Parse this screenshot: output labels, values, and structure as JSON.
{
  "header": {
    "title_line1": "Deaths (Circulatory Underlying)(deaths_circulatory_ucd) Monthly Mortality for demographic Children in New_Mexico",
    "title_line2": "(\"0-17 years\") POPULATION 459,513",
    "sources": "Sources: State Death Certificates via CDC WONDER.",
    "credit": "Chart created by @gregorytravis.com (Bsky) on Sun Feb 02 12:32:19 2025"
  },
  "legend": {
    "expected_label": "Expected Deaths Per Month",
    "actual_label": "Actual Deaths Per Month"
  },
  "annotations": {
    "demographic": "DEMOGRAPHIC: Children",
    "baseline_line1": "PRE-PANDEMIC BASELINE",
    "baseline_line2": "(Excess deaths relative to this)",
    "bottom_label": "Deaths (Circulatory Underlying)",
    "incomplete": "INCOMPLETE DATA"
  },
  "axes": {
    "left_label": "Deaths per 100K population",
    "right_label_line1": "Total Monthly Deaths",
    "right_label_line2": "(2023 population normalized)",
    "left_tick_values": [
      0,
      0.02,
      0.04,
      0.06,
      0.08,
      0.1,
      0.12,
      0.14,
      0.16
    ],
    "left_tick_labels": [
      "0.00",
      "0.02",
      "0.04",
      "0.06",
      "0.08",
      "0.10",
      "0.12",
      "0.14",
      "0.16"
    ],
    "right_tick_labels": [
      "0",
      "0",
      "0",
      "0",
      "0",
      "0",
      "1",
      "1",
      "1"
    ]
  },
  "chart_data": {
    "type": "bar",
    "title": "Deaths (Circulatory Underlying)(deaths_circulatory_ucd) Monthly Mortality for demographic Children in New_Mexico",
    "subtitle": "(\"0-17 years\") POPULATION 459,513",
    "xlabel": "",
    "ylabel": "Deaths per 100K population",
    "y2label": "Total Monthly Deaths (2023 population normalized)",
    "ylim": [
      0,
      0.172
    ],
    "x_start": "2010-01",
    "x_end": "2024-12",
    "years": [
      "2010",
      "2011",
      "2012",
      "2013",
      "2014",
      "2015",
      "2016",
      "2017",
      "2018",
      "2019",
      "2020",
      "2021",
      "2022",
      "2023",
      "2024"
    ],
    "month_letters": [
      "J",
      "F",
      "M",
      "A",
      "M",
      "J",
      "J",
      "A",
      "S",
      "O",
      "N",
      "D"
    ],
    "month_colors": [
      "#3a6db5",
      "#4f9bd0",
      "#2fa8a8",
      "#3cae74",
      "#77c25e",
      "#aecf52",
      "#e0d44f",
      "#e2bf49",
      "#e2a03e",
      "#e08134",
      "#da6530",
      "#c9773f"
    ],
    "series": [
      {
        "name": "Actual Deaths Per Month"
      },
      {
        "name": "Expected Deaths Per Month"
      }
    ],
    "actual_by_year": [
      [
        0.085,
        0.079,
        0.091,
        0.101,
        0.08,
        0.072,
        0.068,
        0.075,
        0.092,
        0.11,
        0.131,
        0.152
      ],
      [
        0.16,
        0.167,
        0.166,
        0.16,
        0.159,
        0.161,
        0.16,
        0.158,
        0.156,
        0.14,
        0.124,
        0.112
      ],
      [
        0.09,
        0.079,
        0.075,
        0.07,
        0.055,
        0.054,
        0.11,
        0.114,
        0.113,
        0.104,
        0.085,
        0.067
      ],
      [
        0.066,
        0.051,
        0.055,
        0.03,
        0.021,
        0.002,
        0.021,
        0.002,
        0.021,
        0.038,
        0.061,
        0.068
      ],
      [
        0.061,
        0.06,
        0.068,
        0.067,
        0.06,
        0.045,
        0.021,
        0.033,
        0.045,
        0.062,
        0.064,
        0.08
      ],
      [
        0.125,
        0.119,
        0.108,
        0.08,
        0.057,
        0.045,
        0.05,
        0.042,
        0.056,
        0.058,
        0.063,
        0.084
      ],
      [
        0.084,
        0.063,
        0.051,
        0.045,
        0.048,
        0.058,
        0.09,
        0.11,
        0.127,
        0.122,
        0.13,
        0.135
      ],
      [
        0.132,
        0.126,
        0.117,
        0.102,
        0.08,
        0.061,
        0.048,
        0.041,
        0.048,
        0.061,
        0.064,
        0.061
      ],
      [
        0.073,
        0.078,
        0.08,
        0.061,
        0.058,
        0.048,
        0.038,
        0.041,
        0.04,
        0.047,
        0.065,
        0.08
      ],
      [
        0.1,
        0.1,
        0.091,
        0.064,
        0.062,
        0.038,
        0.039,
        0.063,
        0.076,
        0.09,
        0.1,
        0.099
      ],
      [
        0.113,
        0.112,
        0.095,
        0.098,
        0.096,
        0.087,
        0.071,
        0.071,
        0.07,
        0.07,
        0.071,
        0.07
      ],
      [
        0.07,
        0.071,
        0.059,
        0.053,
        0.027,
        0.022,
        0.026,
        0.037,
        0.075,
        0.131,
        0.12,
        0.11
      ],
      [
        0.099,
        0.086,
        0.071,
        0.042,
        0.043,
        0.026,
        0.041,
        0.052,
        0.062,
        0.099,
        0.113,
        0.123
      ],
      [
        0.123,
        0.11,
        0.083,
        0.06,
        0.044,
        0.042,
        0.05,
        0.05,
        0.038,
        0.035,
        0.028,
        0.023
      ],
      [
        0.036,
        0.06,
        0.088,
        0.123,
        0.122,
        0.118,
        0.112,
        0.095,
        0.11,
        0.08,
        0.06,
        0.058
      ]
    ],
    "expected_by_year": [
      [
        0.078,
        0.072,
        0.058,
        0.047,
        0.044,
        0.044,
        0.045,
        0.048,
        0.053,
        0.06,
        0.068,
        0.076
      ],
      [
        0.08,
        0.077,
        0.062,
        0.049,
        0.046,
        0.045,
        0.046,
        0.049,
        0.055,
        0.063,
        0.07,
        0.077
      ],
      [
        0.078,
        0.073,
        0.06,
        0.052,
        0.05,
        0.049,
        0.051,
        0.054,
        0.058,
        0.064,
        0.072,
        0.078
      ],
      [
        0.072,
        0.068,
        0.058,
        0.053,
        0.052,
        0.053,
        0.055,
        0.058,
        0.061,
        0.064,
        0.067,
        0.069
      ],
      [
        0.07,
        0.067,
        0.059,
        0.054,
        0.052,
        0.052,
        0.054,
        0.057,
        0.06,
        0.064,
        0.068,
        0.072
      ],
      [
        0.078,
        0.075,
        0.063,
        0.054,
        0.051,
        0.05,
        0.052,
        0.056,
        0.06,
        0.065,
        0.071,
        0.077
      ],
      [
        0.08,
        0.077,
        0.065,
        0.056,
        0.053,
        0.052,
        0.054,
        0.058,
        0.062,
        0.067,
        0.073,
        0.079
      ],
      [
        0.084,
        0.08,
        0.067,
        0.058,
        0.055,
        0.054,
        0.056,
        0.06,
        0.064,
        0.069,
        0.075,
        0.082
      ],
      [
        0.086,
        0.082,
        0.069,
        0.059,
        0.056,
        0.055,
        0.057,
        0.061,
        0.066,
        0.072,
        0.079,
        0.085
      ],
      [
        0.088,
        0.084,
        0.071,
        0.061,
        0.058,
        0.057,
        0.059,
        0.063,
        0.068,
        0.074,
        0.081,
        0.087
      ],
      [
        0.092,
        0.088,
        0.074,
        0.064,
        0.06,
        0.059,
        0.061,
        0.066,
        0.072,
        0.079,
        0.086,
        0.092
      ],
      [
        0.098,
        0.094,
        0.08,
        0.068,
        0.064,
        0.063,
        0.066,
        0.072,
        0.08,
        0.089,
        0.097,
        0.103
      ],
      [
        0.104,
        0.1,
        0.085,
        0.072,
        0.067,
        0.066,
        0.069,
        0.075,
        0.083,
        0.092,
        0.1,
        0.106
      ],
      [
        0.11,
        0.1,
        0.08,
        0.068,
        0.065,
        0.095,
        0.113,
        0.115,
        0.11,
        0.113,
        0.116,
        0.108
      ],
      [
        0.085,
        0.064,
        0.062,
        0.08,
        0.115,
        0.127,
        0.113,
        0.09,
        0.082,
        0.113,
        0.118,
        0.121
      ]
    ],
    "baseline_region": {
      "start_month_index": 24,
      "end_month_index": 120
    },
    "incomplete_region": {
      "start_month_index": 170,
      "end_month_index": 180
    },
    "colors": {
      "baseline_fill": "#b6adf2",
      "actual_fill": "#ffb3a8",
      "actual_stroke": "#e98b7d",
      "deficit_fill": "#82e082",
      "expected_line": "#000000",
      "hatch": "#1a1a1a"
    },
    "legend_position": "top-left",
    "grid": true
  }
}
+++
*Written instruction*. Extract every line containing the string "years" from the material.

*Answer to the exercise*.
    "title_line2": "(\"0-17 years\") POPULATION 459,513",
    "subtitle": "(\"0-17 years\") POPULATION 459,513",
    "years": [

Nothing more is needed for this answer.